Stored items from a collection
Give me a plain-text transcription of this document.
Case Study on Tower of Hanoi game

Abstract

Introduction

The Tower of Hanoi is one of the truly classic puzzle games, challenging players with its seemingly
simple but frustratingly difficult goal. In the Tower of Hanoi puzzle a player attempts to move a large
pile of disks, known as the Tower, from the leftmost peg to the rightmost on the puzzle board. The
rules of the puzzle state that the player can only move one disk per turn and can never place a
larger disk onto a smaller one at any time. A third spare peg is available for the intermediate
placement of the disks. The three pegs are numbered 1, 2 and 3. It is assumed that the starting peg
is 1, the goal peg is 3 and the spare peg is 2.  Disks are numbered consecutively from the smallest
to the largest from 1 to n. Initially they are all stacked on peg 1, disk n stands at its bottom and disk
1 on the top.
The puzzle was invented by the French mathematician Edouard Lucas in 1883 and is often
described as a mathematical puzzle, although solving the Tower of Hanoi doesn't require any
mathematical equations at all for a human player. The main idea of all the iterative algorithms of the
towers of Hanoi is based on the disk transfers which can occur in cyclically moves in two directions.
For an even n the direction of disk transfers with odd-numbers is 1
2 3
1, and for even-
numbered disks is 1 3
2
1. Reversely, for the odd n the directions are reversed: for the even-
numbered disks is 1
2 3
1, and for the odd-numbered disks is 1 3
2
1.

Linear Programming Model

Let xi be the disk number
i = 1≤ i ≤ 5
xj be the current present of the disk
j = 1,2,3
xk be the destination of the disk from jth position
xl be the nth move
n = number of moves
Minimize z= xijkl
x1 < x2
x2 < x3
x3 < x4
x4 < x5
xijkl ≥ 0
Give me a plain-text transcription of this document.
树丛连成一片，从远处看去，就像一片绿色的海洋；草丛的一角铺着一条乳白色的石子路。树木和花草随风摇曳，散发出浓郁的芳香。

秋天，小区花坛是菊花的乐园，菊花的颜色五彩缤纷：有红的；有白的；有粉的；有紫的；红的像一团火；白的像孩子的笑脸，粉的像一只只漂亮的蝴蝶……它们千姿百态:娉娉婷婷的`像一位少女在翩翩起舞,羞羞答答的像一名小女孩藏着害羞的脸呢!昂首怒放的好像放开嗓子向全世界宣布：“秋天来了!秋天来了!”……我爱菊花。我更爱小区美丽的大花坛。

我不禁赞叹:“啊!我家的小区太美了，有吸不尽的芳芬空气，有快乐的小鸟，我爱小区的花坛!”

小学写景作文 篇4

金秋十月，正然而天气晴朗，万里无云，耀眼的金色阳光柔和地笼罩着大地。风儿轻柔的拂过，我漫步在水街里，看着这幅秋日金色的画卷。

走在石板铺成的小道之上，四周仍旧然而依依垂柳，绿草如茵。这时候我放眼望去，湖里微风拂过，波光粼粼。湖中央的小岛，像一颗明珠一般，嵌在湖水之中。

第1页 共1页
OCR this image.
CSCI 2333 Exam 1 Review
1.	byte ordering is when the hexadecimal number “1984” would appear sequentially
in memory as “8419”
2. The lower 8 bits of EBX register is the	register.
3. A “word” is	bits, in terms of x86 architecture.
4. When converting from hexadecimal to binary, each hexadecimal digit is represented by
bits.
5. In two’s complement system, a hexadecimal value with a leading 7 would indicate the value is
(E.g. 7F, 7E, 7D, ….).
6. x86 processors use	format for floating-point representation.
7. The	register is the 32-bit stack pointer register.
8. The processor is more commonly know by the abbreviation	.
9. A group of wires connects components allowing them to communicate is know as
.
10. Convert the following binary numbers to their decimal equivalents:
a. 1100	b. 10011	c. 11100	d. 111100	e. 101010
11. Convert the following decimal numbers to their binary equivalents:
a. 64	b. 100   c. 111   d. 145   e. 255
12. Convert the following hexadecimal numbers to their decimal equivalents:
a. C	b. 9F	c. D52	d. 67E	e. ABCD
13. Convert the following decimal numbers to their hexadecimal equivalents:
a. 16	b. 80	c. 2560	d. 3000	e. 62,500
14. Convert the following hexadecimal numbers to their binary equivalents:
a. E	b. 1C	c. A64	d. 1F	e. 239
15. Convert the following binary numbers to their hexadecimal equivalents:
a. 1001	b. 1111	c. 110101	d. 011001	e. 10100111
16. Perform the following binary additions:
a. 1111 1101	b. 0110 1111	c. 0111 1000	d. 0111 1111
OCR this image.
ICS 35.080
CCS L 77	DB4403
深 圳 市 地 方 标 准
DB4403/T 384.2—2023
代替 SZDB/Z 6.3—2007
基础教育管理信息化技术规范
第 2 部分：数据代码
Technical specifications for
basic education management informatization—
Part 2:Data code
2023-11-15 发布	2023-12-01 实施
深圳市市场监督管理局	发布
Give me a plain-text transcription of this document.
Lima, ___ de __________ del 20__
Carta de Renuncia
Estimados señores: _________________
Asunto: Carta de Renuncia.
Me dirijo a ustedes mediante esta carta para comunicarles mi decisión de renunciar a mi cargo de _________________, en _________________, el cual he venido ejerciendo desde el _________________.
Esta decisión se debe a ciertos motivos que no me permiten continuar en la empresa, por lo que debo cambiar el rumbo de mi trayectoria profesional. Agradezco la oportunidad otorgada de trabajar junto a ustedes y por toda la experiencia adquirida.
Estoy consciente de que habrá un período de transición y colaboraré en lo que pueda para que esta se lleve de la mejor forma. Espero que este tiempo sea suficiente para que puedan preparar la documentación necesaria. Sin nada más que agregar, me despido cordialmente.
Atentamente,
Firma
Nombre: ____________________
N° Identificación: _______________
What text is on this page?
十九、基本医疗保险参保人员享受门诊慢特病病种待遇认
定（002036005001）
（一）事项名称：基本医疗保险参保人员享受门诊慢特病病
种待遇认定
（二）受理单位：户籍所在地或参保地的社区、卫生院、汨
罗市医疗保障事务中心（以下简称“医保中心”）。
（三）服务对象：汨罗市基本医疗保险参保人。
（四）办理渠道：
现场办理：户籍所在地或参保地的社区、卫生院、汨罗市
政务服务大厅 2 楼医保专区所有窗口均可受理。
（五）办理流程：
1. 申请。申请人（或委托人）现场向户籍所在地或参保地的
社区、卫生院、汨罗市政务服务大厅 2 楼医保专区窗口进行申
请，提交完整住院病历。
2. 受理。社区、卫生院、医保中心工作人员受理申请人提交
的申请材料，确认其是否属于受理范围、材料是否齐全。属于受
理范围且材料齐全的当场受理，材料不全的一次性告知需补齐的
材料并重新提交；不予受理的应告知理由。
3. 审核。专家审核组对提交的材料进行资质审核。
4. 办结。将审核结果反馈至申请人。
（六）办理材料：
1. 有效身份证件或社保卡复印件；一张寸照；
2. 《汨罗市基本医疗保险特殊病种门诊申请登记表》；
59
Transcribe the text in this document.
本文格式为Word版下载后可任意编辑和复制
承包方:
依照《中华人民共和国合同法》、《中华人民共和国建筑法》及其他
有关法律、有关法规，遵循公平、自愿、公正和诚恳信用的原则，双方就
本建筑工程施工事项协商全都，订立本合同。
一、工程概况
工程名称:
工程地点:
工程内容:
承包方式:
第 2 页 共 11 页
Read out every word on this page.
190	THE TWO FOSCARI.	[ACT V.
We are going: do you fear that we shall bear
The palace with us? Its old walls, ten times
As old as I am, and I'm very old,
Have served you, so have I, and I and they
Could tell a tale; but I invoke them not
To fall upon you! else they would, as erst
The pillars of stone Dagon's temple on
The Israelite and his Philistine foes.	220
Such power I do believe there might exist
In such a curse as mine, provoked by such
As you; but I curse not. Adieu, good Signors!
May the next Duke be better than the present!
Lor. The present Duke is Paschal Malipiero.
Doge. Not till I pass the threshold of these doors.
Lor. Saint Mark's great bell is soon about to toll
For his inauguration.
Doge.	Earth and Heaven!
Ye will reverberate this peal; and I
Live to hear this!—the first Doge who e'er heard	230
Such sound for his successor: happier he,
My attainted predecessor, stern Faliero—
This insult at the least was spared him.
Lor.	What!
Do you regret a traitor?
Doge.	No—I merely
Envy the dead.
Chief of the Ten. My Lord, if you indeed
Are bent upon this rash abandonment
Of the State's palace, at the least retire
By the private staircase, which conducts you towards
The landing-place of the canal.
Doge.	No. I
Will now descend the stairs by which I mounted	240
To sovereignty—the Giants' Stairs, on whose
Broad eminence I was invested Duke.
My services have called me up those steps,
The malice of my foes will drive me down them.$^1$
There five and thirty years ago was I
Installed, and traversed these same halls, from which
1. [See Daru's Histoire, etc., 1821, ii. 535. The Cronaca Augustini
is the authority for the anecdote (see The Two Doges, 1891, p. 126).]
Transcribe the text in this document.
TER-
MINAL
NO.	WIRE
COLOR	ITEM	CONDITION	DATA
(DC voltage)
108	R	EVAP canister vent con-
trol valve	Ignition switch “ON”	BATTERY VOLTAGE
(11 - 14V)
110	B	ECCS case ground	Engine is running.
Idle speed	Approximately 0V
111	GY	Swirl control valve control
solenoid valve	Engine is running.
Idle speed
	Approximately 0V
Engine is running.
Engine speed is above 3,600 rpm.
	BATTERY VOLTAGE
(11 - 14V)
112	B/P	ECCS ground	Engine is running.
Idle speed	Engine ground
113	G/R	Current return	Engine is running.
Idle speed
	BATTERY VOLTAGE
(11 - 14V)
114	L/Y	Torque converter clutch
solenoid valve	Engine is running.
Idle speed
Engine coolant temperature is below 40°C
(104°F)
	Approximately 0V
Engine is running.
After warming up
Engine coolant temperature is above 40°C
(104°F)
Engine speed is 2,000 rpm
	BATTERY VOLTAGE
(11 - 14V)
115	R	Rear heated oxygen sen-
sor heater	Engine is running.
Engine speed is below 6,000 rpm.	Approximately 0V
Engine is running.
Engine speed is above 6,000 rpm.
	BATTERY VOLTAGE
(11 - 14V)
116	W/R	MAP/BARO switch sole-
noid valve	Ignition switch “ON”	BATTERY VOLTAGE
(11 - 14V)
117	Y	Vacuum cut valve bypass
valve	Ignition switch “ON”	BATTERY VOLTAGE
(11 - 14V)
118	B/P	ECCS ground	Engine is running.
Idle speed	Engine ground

Task requirements
Check each line of the records above for "below", and copy those that have it.

Reply to the task
Engine coolant temperature is below 40°C
Engine speed is below 6,000 rpm.	Approximately 0V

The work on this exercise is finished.